- PROBLEM TO SOLVE
Make an exact copy of all the records.

#### RECORDS FOR THIS TASK ####

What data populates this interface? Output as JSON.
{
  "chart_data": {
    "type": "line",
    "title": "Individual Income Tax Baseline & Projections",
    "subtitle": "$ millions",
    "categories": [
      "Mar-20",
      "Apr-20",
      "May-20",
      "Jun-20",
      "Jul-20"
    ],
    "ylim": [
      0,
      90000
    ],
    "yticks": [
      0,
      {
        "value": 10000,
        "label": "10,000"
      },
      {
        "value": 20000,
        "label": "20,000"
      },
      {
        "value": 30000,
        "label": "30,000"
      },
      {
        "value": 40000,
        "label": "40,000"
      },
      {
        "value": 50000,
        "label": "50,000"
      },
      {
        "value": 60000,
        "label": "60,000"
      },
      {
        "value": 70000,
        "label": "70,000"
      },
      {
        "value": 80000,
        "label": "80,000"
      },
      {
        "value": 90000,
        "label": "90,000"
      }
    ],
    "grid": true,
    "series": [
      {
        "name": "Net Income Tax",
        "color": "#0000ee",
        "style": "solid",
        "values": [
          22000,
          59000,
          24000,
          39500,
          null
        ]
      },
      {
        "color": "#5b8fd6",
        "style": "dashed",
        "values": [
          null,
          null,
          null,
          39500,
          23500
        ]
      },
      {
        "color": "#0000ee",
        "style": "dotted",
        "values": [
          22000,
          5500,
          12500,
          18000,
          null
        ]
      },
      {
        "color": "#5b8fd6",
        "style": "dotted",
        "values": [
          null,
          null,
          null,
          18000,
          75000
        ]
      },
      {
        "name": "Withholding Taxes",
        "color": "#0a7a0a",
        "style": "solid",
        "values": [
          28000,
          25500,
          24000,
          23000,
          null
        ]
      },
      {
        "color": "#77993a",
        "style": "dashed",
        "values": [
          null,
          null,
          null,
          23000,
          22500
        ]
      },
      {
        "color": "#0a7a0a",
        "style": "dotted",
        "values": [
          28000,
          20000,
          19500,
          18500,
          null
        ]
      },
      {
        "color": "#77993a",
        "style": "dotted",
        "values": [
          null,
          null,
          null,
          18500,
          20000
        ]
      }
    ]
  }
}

####

- SOLUTION
What data populates this interface? Output as JSON.
{
  "chart_data": {
    "type": "line",
    "title": "Individual Income Tax Baseline & Projections",
    "subtitle": "$ millions",
    "categories": [
      "Mar-20",
      "Apr-20",
      "May-20",
      "Jun-20",
      "Jul-20"
    ],
    "ylim": [
      0,
      90000
    ],
    "yticks": [
      0,
      {
        "value": 10000,
        "label": "10,000"
      },
      {
        "value": 20000,
        "label": "20,000"
      },
      {
        "value": 30000,
        "label": "30,000"
      },
      {
        "value": 40000,
        "label": "40,000"
      },
      {
        "value": 50000,
        "label": "50,000"
      },
      {
        "value": 60000,
        "label": "60,000"
      },
      {
        "value": 70000,
        "label": "70,000"
      },
      {
        "value": 80000,
        "label": "80,000"
      },
      {
        "value": 90000,
        "label": "90,000"
      }
    ],
    "grid": true,
    "series": [
      {
        "name": "Net Income Tax",
        "color": "#0000ee",
        "style": "solid",
        "values": [
          22000,
          59000,
          24000,
          39500,
          null
        ]
      },
      {
        "color": "#5b8fd6",
        "style": "dashed",
        "values": [
          null,
          null,
          null,
          39500,
          23500
        ]
      },
      {
        "color": "#0000ee",
        "style": "dotted",
        "values": [
          22000,
          5500,
          12500,
          18000,
          null
        ]
      },
      {
        "color": "#5b8fd6",
        "style": "dotted",
        "values": [
          null,
          null,
          null,
          18000,
          75000
        ]
      },
      {
        "name": "Withholding Taxes",
        "color": "#0a7a0a",
        "style": "solid",
        "values": [
          28000,
          25500,
          24000,
          23000,
          null
        ]
      },
      {
        "color": "#77993a",
        "style": "dashed",
        "values": [
          null,
          null,
          null,
          23000,
          22500
        ]
      },
      {
        "color": "#0a7a0a",
        "style": "dotted",
        "values": [
          28000,
          20000,
          19500,
          18500,
          null
        ]
      },
      {
        "color": "#77993a",
        "style": "dotted",
        "values": [
          null,
          null,
          null,
          18500,
          20000
        ]
      }
    ]
  }
}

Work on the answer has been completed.